* start GIVEN DATA *

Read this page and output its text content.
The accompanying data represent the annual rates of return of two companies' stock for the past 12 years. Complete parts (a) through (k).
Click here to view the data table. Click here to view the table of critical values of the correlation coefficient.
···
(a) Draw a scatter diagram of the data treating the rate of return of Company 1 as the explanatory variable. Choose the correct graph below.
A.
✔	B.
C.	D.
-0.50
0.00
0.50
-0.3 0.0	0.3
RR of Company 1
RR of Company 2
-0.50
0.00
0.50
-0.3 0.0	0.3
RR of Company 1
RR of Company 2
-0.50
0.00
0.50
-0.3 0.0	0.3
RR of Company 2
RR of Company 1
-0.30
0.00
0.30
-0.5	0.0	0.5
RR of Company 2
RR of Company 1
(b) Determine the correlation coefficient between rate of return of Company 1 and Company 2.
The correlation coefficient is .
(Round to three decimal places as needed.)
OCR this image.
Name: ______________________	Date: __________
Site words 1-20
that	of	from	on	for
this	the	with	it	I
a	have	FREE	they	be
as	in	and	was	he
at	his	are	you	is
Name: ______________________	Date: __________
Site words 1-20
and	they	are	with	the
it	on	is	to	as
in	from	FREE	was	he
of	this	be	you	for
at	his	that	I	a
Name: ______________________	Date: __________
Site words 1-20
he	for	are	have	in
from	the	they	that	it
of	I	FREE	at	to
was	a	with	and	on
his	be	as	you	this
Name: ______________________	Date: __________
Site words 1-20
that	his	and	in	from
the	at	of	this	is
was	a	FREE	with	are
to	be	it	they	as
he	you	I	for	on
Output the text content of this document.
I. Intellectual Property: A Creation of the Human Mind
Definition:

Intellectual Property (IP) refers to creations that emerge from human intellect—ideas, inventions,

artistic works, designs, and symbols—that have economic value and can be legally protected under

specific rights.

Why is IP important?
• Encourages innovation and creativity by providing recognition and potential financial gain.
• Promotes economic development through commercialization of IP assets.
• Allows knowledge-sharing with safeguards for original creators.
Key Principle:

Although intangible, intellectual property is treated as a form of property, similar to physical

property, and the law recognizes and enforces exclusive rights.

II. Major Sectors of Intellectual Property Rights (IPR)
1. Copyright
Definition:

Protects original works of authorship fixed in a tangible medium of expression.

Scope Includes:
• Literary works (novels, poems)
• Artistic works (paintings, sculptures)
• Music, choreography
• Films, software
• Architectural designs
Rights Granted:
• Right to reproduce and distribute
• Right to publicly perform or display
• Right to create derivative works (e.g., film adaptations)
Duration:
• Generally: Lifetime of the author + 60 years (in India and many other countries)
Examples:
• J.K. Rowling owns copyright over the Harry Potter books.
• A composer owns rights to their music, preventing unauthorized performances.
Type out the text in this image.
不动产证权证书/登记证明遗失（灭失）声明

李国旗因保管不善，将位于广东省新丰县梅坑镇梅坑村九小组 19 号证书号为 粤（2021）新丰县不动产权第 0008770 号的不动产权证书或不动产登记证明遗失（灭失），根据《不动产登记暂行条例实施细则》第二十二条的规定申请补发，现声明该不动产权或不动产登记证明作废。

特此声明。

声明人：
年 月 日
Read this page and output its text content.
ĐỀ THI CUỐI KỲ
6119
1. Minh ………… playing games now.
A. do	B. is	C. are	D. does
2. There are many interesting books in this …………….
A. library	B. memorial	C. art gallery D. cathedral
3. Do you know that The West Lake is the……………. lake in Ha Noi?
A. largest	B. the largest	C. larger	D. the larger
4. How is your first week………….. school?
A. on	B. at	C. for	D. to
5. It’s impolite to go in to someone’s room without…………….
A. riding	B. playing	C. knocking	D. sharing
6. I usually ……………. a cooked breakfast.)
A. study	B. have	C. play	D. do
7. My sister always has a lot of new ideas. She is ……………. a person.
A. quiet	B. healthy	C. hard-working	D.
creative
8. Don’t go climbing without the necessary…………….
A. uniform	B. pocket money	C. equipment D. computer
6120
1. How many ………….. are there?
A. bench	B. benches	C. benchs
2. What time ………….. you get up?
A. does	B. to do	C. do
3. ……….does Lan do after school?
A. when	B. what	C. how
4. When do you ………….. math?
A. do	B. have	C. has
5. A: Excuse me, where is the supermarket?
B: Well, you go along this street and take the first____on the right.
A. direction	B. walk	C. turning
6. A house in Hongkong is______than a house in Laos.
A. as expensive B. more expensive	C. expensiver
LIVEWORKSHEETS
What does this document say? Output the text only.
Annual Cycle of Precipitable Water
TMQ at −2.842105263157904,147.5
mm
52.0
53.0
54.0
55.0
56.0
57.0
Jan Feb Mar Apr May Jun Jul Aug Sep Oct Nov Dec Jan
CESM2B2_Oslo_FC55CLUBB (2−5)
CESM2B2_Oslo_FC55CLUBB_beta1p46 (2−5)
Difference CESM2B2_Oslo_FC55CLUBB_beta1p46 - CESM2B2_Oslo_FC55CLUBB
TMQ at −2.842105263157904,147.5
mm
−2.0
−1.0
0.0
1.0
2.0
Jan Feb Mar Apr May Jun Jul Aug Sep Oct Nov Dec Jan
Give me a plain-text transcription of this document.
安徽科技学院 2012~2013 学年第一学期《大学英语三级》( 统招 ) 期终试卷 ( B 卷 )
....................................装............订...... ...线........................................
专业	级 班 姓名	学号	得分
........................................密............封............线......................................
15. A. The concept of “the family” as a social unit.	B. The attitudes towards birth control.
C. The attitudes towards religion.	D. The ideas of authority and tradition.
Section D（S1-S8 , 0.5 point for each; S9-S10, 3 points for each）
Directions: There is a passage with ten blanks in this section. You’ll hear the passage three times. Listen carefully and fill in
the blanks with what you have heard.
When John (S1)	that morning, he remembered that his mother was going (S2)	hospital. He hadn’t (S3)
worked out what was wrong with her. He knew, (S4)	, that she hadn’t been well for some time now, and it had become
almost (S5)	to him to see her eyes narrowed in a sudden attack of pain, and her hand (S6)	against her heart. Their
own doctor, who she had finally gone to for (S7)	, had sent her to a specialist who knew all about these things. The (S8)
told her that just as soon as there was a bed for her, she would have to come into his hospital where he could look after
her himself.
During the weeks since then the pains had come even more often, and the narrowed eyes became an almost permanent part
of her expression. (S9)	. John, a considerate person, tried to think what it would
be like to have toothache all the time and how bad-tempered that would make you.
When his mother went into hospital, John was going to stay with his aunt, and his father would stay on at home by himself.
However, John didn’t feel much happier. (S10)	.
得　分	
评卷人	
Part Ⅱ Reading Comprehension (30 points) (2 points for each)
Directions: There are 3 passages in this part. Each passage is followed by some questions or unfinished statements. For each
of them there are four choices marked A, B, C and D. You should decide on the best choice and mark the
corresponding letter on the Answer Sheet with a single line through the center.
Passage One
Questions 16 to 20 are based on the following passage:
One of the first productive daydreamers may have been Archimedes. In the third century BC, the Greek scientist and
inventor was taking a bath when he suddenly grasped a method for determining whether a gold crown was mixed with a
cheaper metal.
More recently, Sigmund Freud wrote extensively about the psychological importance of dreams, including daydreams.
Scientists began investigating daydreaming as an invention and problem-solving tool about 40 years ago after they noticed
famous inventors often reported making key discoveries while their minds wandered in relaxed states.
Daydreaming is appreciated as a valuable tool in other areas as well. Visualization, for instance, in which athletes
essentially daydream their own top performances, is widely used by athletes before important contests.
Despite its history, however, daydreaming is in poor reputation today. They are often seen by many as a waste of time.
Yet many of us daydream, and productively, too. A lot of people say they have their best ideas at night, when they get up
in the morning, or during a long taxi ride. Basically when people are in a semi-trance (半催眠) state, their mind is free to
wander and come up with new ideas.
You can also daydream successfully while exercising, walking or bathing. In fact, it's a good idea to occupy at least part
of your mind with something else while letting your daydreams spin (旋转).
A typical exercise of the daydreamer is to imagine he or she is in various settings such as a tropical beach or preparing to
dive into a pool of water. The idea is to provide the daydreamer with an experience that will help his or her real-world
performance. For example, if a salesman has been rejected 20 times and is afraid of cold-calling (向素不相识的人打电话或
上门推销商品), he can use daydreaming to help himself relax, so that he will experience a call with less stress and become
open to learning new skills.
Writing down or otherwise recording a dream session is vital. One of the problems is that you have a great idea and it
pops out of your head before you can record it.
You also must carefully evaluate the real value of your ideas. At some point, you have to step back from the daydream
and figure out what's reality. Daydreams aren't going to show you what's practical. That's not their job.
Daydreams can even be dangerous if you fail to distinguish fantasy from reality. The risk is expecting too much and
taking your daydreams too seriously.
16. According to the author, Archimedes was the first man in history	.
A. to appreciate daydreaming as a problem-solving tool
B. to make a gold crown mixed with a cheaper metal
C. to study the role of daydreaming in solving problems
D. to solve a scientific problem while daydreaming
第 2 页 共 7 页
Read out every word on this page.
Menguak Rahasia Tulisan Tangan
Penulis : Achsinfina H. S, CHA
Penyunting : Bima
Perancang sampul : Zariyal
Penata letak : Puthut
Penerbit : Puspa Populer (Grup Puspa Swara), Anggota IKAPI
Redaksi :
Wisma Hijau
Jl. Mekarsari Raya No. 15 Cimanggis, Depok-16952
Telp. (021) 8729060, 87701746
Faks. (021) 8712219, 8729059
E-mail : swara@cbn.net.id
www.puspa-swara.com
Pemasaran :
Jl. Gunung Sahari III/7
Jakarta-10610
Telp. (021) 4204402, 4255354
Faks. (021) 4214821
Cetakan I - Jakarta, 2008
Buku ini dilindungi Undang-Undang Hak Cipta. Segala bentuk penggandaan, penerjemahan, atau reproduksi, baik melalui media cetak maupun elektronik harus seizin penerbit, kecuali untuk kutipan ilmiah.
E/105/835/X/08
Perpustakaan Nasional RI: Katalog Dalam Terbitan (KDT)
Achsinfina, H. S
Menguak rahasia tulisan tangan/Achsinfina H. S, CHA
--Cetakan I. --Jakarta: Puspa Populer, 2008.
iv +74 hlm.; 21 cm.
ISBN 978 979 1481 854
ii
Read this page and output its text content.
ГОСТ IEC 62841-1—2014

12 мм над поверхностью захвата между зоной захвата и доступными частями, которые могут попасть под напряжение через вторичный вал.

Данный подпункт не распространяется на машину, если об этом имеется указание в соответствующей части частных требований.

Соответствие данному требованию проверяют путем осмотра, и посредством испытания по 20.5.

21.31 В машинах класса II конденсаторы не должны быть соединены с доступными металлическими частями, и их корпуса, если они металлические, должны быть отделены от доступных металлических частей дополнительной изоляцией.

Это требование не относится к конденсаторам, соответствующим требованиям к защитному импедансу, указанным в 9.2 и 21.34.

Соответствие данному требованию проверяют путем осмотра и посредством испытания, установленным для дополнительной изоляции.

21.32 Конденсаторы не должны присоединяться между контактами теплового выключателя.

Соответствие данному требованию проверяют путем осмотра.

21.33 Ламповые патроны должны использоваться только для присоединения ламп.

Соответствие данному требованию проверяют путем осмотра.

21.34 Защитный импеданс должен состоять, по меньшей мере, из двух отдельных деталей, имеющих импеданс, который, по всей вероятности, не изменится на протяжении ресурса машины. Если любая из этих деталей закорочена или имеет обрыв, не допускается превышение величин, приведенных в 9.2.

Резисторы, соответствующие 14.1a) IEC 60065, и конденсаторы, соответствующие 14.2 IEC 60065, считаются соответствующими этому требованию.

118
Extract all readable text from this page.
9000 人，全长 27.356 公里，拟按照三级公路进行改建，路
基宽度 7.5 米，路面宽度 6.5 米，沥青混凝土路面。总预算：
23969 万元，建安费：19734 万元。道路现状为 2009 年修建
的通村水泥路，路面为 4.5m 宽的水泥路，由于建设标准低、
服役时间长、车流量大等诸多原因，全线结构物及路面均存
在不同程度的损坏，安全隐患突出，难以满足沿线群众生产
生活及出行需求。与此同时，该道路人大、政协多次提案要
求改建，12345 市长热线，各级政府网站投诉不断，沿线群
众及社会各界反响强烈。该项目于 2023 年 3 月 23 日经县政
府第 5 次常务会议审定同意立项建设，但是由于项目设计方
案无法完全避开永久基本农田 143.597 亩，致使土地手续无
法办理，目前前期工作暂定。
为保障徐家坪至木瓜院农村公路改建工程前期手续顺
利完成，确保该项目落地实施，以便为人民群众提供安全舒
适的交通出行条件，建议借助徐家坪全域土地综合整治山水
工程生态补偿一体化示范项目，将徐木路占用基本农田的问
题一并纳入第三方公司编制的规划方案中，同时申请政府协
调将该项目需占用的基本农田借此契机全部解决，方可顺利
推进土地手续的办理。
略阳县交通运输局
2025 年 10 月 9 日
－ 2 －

* end GIVEN DATA *

§ **OBJECTIVE**
Copy out each line of the data where the string "Соответствие" appears.

§ **EXERCISE ANSWER**
Соответствие данному требованию проверяют путем осмотра, и посредством испытания по 20.5.
Соответствие данному требованию проверяют путем осмотра и посредством испытания, установленным для дополнительной изоляции.
Соответствие данному требованию проверяют путем осмотра.
Соответствие данному требованию проверяют путем осмотра.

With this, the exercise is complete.